> [DIRECTIVE]
Return each line of the listing that contains the string "JSON".

Excerpts from a figure dataset
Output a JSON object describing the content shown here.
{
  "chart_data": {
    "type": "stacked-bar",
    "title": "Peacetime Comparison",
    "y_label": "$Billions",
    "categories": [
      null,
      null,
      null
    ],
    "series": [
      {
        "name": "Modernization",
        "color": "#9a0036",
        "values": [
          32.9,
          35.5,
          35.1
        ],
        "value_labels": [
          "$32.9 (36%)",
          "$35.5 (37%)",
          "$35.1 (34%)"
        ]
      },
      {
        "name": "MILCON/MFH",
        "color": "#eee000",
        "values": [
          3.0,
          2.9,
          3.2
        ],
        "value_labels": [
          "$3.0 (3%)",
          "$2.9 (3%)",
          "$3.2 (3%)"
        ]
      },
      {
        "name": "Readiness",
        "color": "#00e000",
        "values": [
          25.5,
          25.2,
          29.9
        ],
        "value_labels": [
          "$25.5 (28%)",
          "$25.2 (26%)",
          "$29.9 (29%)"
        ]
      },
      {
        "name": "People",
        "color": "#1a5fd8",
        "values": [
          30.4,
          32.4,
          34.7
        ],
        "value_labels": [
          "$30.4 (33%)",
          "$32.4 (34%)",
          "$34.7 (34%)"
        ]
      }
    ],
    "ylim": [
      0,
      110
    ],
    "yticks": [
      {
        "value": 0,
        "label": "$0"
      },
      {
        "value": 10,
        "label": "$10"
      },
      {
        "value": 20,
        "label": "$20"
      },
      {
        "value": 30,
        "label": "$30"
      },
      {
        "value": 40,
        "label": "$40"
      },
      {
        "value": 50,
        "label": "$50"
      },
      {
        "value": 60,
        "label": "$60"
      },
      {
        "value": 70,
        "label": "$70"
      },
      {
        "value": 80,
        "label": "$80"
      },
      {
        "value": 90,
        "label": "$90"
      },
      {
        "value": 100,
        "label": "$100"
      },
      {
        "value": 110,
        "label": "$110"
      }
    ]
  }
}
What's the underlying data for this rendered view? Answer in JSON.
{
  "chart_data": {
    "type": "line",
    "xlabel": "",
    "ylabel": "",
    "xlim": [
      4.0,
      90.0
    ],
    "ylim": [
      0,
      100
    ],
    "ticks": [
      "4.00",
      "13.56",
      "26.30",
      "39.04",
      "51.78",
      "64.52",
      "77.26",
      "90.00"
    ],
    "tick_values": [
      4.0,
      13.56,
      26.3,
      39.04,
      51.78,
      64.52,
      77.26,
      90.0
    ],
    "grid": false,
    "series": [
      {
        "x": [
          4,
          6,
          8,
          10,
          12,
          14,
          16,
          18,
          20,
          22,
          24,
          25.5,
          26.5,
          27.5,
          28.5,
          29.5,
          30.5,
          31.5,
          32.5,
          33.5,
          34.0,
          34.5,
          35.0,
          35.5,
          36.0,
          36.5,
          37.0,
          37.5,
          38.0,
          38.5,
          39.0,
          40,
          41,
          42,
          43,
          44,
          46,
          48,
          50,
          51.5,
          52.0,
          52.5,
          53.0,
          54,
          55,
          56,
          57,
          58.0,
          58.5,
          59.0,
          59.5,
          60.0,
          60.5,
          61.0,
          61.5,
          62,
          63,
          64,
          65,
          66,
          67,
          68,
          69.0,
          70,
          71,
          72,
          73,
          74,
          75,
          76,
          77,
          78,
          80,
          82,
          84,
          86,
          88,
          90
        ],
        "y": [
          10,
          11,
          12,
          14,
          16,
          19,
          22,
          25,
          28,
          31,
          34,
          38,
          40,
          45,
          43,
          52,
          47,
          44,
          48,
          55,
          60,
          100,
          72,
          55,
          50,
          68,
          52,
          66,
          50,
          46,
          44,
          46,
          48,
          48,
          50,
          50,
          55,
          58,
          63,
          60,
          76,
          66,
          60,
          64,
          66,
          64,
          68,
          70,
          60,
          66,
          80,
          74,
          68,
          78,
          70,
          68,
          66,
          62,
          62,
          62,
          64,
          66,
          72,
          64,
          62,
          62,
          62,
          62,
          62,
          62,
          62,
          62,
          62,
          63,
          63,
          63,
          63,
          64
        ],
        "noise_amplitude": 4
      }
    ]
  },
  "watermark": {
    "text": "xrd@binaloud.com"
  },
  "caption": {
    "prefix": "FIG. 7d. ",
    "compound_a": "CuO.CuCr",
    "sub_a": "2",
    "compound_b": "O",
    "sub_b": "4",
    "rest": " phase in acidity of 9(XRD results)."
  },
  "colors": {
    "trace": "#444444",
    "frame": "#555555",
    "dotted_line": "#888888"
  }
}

> [TASK SOLUTION]
Output a JSON object describing the content shown here.
What's the underlying data for this rendered view? Answer in JSON.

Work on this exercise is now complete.